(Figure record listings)
────────

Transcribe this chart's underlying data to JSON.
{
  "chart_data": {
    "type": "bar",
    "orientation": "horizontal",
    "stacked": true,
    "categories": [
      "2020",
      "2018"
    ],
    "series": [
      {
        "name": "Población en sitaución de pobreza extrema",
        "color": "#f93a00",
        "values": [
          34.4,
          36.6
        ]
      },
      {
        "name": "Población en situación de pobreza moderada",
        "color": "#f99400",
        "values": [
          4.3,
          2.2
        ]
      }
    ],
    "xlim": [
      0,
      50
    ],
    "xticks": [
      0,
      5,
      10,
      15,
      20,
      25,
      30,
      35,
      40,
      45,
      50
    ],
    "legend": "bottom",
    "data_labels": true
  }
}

────────

# [THE TASK]
Take the entries above and transcribe them in full.

# [ANSWER BELOW]
Transcribe this chart's underlying data to JSON.
{
  "chart_data": {
    "type": "bar",
    "orientation": "horizontal",
    "stacked": true,
    "categories": [
      "2020",
      "2018"
    ],
    "series": [
      {
        "name": "Población en sitaución de pobreza extrema",
        "color": "#f93a00",
        "values": [
          34.4,
          36.6
        ]
      },
      {
        "name": "Población en situación de pobreza moderada",
        "color": "#f99400",
        "values": [
          4.3,
          2.2
        ]
      }
    ],
    "xlim": [
      0,
      50
    ],
    "xticks": [
      0,
      5,
      10,
      15,
      20,
      25,
      30,
      35,
      40,
      45,
      50
    ],
    "legend": "bottom",
    "data_labels": true
  }
}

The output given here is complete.